### SHORT PROBLEM
In the records below, tally every line containing "transactions". Report only the total.

[Records from a collection of figures]
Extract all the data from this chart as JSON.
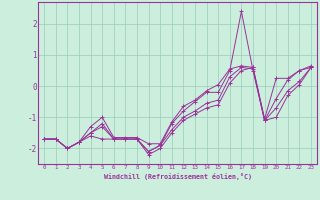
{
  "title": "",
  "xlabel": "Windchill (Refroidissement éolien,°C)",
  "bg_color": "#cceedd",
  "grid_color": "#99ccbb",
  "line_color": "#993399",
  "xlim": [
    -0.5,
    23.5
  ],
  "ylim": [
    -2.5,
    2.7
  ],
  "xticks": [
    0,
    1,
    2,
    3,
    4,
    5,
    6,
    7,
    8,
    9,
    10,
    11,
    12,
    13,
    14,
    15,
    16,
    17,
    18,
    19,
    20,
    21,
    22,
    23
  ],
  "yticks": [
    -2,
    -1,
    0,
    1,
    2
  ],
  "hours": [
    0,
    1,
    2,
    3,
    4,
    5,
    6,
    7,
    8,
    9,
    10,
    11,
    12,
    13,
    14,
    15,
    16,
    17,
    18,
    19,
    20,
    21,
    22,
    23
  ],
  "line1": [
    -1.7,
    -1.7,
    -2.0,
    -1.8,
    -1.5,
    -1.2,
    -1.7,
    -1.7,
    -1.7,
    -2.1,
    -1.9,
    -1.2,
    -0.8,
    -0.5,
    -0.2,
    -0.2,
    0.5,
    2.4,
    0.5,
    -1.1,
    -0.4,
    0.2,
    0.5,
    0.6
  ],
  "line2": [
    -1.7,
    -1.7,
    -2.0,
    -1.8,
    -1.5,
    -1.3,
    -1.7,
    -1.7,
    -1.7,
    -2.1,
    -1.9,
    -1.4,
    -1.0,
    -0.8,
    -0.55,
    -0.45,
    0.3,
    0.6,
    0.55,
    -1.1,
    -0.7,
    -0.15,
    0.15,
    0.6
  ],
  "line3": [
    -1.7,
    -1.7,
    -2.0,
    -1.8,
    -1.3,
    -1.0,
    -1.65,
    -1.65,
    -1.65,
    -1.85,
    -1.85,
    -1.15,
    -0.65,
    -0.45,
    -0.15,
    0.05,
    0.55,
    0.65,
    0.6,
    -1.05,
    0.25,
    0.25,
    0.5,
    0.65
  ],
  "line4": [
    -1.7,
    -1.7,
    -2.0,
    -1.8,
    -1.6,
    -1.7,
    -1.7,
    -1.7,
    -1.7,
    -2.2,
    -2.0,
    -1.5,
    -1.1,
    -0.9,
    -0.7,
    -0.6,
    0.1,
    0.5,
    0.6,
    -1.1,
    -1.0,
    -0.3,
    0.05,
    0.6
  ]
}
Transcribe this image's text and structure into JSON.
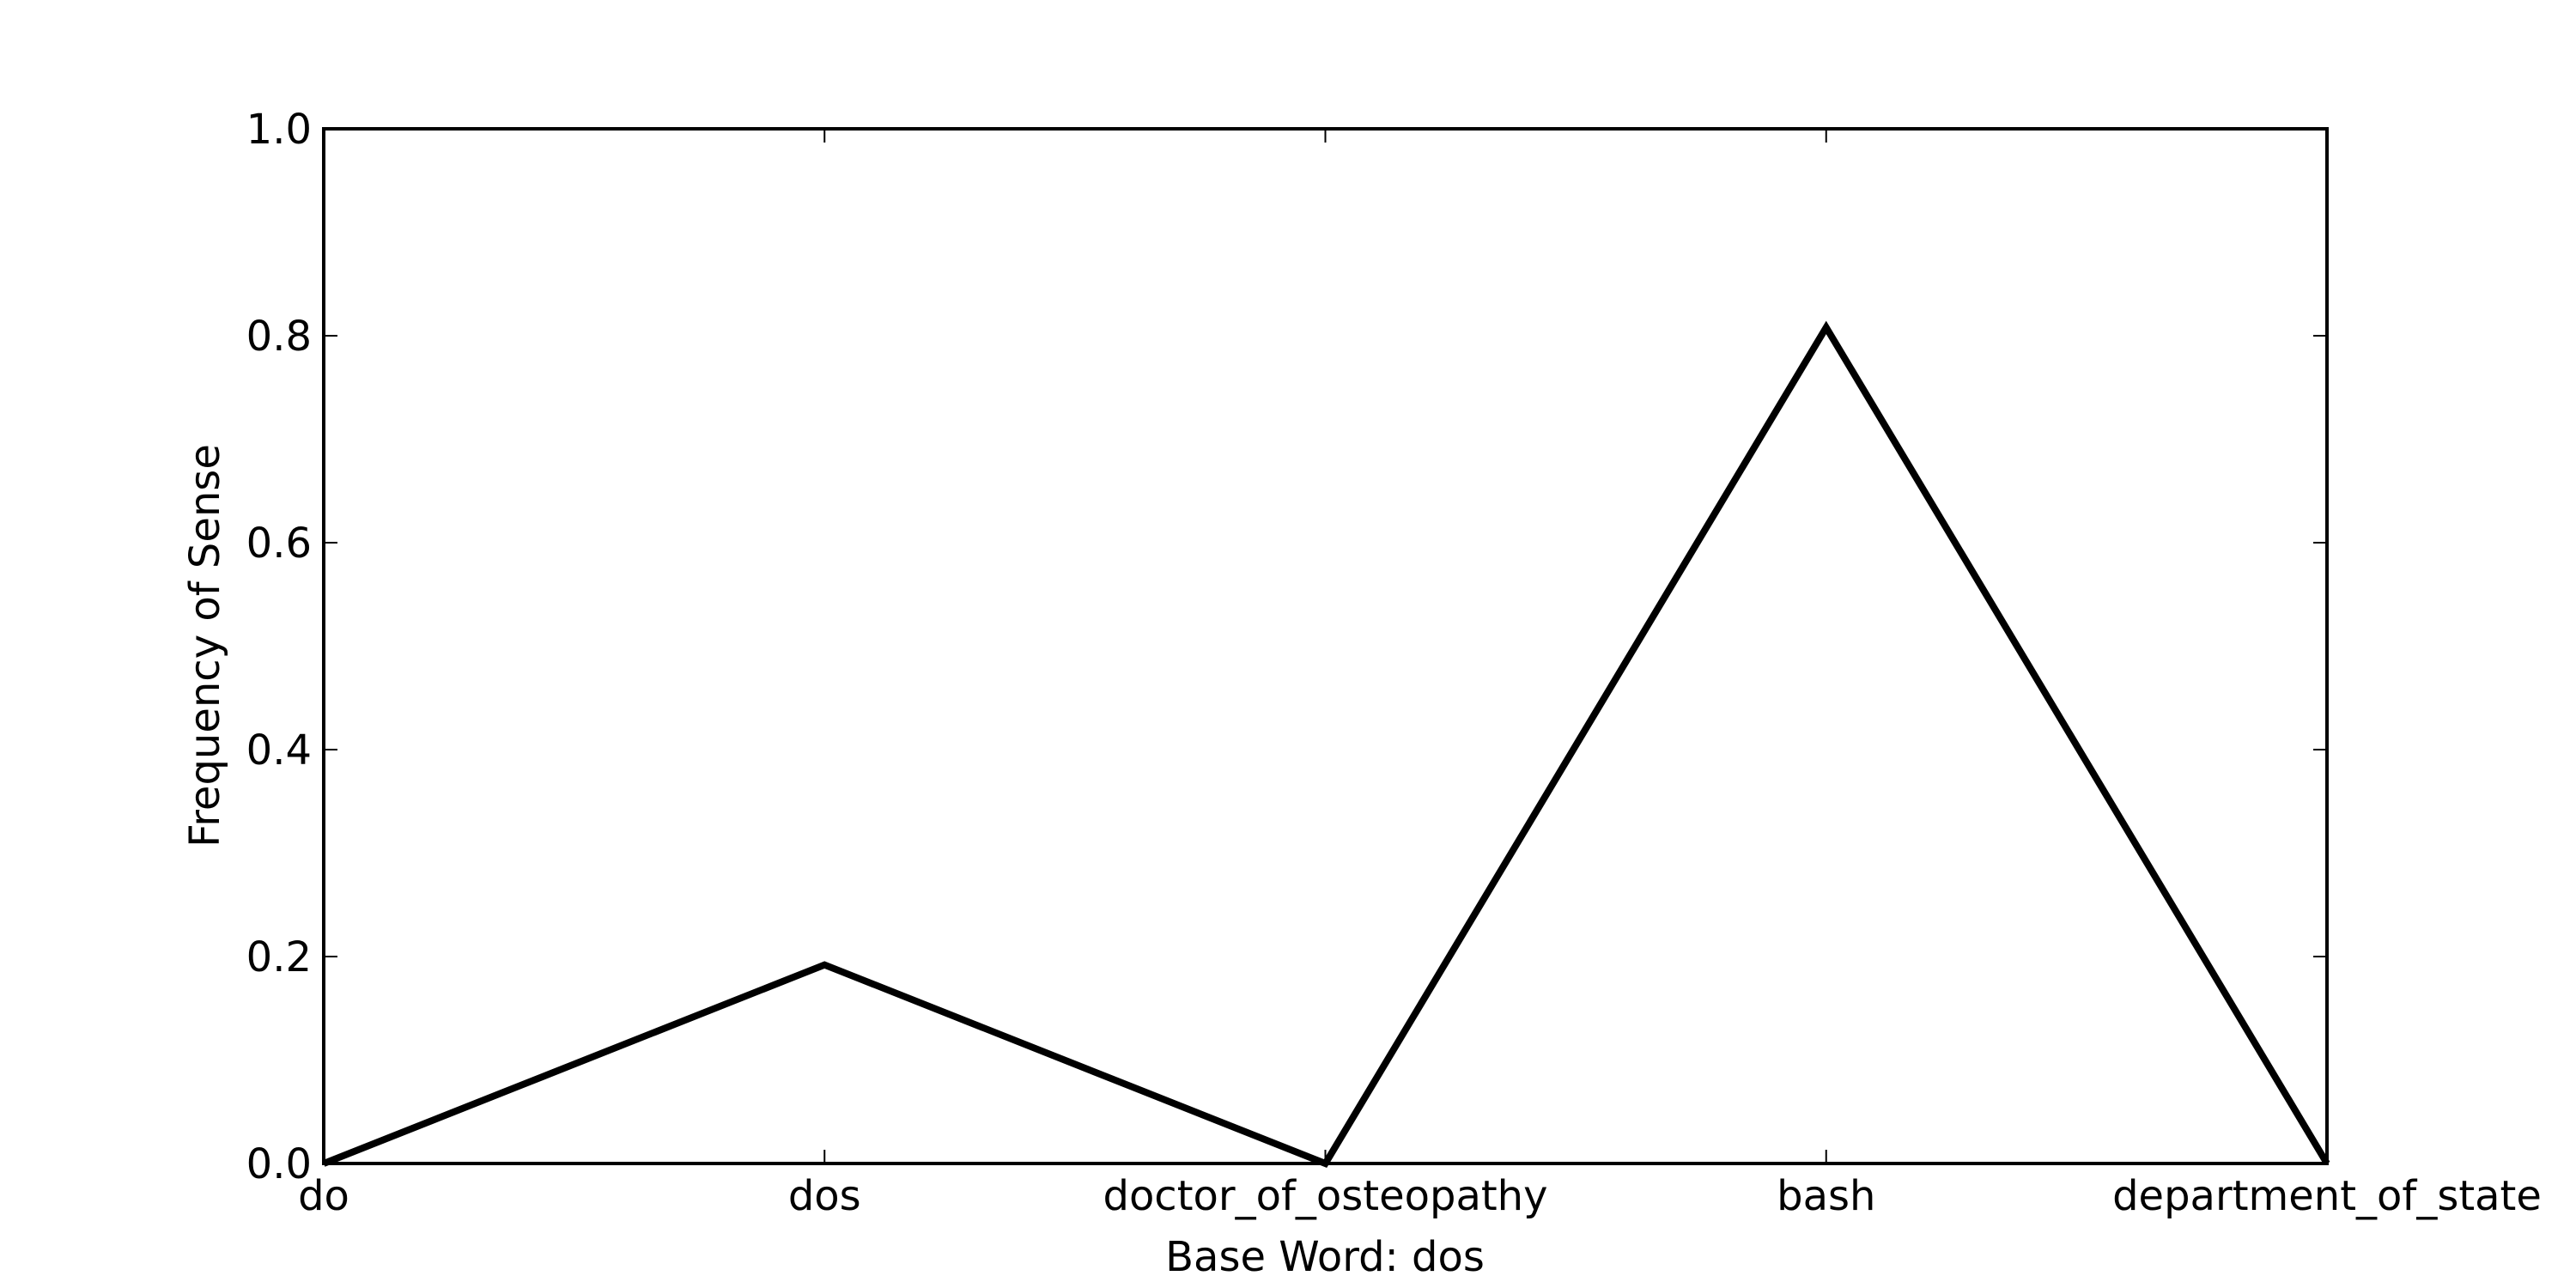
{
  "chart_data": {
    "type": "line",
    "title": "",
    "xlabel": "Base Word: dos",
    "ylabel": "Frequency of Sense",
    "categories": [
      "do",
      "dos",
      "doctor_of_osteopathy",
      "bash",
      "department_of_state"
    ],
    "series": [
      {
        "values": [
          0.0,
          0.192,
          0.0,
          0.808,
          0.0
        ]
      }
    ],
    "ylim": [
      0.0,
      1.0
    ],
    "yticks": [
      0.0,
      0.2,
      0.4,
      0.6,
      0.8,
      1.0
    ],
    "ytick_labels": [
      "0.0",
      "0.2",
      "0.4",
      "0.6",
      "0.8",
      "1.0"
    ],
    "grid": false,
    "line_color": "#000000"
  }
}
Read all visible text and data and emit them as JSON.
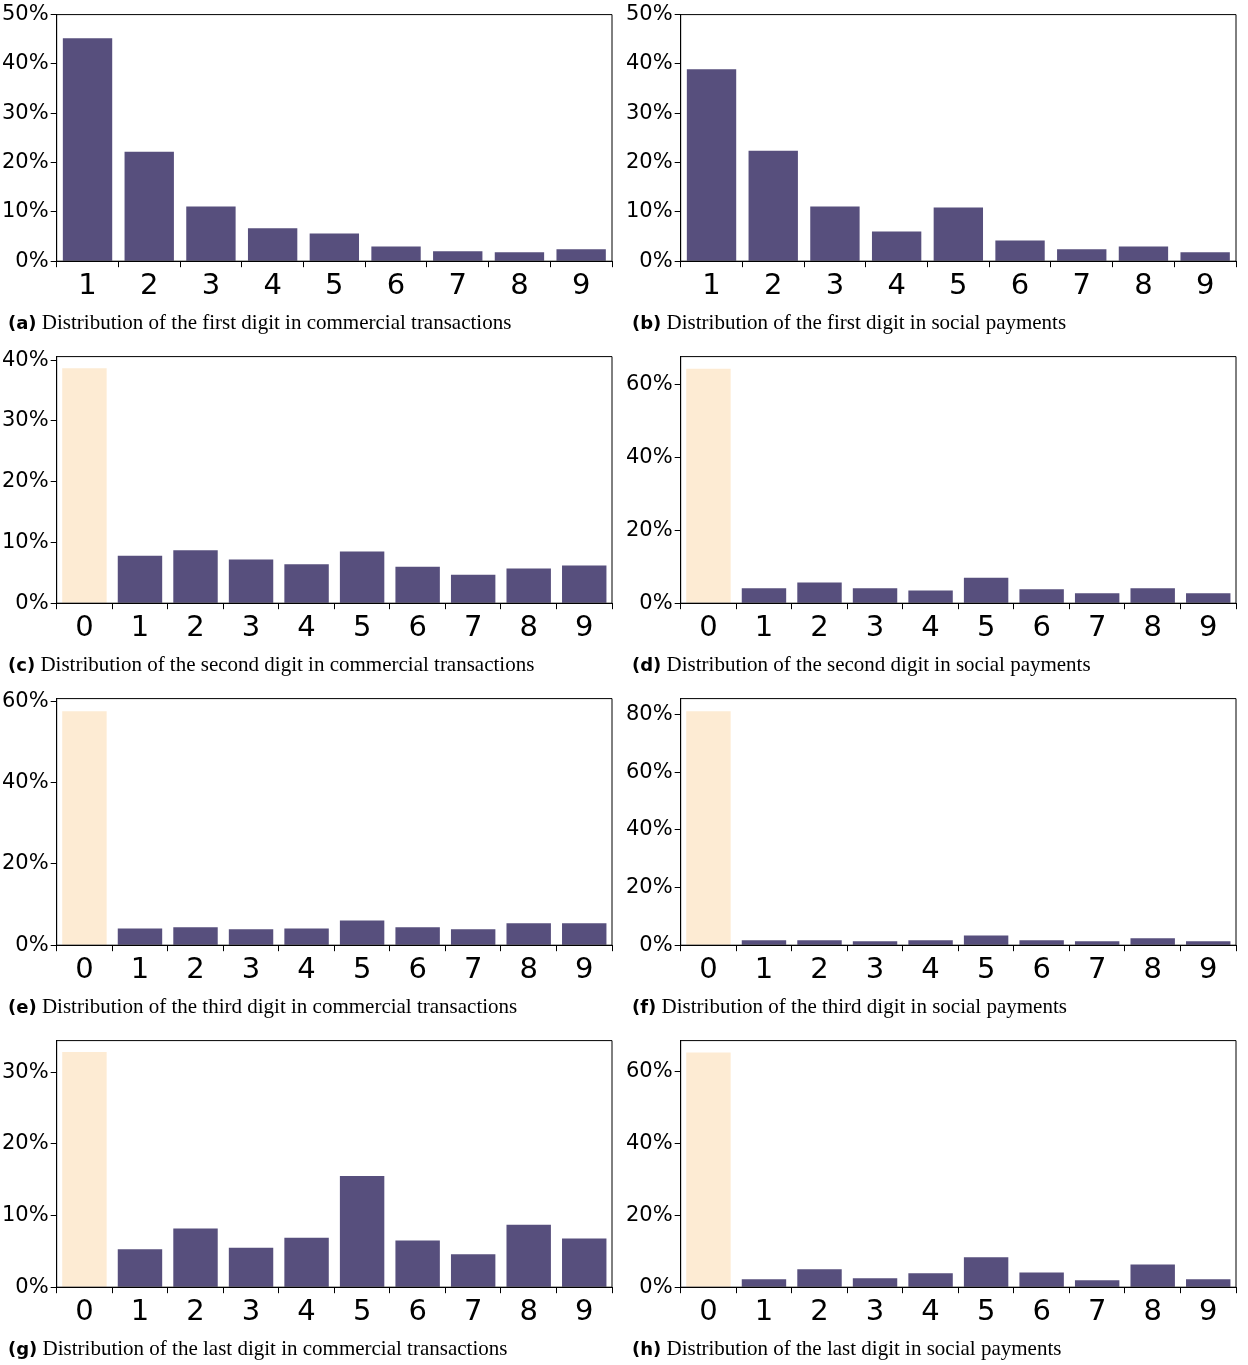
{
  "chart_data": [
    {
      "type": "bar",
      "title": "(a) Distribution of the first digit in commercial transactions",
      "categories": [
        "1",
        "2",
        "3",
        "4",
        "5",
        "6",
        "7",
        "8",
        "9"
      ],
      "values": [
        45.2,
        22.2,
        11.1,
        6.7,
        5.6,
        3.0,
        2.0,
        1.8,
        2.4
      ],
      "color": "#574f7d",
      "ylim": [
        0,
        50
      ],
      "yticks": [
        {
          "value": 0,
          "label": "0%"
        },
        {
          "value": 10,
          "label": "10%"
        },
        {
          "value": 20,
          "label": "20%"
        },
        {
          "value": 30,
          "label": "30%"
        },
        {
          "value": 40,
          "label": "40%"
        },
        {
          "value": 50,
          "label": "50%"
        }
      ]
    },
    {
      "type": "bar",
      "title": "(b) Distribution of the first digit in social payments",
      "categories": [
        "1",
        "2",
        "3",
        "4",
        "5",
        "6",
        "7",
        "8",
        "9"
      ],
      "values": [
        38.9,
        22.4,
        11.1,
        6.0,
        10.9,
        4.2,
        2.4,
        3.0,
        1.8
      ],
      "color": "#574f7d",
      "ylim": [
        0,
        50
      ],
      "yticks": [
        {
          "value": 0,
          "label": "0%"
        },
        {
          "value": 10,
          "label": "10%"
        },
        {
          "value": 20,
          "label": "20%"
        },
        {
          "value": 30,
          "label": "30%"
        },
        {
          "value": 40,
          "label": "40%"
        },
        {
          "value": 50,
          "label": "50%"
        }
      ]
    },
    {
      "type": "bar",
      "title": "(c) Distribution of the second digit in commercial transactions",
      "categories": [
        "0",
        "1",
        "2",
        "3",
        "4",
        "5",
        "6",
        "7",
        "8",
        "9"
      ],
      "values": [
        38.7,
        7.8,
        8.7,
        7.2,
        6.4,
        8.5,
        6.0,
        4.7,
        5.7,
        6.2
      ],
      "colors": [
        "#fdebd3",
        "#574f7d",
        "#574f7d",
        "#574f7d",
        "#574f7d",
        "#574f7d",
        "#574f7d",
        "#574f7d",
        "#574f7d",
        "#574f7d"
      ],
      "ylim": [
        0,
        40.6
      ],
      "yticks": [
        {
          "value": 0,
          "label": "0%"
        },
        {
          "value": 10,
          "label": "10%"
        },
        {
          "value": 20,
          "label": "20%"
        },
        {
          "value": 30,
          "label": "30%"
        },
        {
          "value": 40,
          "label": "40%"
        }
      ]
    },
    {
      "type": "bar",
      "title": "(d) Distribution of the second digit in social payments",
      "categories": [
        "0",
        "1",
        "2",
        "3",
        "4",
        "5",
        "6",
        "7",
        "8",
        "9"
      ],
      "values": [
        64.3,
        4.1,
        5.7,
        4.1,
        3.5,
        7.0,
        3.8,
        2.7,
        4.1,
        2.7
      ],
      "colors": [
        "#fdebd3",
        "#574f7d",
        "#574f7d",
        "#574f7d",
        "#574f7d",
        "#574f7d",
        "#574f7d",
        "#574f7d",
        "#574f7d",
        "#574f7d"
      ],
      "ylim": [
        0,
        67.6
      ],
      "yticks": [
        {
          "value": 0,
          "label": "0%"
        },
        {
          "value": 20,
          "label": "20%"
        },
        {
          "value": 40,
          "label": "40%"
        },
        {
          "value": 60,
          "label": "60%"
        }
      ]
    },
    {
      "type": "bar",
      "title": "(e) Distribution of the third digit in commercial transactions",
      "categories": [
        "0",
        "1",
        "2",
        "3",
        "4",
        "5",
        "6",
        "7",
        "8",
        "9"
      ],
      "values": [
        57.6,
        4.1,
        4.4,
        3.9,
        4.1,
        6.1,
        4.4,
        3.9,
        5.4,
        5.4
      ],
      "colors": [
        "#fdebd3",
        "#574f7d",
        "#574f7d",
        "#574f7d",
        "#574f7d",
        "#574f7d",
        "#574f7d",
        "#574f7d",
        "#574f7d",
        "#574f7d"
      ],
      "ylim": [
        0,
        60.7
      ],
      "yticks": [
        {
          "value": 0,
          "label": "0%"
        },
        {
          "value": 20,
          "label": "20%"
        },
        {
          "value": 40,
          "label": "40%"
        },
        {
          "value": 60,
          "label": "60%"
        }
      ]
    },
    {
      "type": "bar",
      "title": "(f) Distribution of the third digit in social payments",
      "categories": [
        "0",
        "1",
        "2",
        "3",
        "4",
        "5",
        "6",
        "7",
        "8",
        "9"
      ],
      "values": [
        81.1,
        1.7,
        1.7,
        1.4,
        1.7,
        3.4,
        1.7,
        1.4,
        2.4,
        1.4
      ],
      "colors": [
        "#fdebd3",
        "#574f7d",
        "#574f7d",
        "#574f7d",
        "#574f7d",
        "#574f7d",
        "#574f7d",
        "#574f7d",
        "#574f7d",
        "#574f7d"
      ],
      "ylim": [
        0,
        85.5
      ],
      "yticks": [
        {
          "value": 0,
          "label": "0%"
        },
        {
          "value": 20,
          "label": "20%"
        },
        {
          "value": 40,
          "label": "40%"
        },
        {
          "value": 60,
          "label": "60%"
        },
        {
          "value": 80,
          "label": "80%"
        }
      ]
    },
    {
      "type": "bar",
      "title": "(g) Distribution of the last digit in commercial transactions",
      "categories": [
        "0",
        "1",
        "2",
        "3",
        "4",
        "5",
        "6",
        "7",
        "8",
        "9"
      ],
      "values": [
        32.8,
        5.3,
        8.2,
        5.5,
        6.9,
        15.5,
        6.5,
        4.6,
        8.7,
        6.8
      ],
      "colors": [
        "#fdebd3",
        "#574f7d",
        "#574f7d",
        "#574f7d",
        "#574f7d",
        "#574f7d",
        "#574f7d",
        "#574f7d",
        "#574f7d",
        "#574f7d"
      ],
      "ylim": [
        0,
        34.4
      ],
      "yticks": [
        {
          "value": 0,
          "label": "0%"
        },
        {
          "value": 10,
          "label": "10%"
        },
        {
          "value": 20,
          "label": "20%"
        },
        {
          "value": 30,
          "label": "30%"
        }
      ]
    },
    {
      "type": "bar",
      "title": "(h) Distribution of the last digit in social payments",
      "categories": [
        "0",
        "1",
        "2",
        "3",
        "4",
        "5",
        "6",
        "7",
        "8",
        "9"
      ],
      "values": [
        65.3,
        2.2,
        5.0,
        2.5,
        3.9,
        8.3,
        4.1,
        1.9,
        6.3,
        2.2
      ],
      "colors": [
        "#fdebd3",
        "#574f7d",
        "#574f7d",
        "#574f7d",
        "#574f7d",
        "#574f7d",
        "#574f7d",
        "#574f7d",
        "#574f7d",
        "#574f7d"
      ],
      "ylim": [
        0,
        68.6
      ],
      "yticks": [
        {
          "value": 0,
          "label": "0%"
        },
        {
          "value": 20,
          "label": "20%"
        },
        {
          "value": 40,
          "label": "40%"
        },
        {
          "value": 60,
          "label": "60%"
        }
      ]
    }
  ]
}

### EXERCISE RESPONSE
4